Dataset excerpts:

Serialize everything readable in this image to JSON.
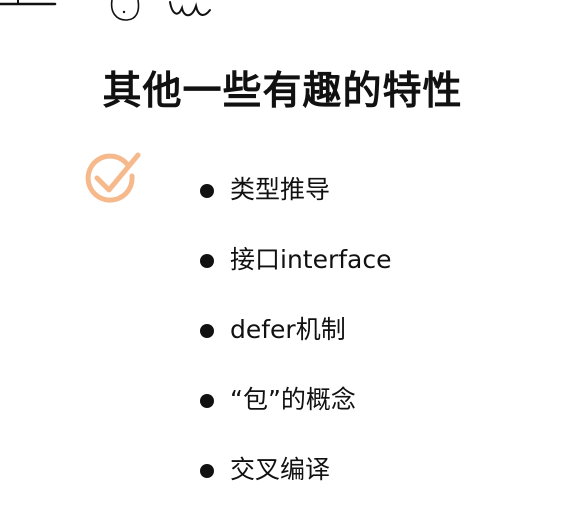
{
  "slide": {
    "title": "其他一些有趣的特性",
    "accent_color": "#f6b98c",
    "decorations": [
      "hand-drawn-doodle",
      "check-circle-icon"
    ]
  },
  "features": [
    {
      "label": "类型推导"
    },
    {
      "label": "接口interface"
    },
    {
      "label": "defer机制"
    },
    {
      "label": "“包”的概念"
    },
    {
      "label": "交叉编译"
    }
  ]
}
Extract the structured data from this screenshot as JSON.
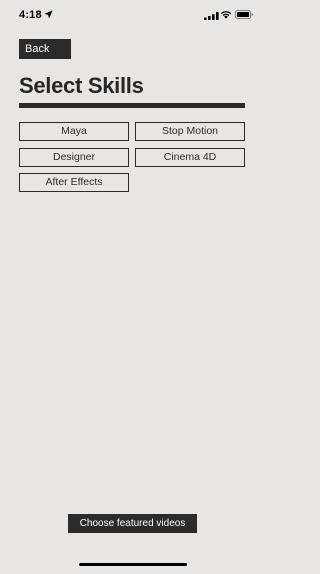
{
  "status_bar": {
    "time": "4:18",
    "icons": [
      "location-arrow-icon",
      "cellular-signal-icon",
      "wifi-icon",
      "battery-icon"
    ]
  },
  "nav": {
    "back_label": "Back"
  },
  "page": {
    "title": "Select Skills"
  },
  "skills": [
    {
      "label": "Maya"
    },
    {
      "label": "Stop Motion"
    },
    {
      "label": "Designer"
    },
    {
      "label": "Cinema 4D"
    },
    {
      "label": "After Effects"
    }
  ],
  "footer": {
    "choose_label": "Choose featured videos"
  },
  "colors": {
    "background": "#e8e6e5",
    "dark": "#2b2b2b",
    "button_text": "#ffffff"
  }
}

...

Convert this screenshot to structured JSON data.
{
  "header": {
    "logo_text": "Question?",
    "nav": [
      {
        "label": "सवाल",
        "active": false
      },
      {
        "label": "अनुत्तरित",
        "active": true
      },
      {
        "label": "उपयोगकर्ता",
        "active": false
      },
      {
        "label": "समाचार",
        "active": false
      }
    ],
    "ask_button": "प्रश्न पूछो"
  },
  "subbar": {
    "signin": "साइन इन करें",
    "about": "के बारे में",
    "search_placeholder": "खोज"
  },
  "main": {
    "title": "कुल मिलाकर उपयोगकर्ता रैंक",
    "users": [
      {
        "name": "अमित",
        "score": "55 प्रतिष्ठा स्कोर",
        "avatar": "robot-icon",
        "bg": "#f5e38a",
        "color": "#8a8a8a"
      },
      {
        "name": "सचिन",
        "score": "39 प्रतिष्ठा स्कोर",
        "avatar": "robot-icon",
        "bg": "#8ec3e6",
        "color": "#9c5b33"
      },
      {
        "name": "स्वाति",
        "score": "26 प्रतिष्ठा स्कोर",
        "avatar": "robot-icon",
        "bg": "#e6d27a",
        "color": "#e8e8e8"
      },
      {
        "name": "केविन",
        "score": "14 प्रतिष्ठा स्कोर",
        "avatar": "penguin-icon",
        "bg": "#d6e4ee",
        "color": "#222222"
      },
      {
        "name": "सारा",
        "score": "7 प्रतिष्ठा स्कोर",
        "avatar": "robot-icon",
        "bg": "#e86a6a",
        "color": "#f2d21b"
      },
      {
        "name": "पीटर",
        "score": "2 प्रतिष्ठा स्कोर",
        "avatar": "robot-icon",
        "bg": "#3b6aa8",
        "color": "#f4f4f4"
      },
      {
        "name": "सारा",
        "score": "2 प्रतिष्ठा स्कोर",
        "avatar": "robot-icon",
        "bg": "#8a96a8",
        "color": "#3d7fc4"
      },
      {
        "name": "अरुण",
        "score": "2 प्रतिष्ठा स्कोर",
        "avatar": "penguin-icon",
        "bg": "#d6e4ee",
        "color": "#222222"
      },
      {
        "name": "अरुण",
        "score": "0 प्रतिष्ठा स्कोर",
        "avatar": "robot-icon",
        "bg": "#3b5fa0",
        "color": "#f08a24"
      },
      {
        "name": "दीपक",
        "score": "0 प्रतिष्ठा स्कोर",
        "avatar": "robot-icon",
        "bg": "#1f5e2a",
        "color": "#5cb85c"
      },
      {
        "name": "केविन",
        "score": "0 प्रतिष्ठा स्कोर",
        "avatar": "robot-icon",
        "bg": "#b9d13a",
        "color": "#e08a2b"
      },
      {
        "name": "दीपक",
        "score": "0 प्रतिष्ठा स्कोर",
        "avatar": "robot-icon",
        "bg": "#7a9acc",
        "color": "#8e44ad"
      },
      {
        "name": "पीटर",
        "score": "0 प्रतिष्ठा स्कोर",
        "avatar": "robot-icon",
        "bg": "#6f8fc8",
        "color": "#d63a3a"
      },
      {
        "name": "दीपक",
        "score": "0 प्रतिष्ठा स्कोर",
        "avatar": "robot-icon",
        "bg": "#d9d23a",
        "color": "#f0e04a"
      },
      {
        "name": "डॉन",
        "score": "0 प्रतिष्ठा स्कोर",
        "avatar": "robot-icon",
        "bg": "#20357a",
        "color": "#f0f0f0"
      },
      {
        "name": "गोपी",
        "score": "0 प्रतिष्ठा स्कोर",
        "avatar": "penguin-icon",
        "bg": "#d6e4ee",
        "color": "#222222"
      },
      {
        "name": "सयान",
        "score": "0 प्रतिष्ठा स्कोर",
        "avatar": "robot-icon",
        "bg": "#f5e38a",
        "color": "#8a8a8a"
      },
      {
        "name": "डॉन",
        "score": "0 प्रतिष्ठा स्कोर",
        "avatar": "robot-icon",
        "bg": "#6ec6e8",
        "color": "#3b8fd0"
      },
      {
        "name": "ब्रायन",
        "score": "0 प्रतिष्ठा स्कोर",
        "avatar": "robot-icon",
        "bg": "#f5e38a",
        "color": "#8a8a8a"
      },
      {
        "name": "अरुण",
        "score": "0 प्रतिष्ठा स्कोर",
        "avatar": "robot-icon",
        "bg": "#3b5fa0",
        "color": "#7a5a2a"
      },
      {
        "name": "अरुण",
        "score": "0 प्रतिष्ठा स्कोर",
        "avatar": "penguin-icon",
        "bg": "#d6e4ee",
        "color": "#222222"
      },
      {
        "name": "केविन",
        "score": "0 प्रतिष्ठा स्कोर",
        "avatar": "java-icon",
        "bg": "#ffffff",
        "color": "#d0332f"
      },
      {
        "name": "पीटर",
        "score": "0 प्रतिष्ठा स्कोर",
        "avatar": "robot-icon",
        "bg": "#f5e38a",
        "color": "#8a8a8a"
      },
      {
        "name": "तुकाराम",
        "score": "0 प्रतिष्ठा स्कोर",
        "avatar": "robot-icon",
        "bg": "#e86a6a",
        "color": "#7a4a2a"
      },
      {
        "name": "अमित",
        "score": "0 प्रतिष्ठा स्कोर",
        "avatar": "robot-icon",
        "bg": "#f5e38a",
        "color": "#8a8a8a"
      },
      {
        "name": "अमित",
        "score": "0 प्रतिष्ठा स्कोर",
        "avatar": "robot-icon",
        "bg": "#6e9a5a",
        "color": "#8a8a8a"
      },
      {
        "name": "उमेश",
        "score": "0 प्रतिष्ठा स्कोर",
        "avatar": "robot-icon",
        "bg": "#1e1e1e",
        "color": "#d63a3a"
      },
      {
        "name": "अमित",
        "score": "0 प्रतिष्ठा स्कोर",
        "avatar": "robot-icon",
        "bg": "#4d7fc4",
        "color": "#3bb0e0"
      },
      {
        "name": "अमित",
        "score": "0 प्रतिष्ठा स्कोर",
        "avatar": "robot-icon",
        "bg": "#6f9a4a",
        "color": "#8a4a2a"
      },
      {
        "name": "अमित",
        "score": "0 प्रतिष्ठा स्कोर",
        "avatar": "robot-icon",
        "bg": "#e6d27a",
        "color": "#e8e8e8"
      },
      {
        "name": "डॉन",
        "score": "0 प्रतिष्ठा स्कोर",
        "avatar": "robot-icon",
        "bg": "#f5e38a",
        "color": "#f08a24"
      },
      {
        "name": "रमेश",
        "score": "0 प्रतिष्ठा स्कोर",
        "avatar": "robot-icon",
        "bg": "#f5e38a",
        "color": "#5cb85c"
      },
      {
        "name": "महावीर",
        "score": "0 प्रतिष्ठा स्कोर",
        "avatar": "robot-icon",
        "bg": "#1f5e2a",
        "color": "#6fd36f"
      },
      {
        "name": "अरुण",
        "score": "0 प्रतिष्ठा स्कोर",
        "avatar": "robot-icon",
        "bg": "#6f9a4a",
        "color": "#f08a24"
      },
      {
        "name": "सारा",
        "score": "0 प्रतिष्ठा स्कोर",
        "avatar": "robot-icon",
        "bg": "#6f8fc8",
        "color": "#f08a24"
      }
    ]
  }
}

* Written exercise:
Collect, from the material above, every line containing the word "JSON".

* The completed task:
Serialize everything readable in this image to JSON.
Extract the structured data from this screenshot as JSON.
Convert this screenshot to structured JSON data.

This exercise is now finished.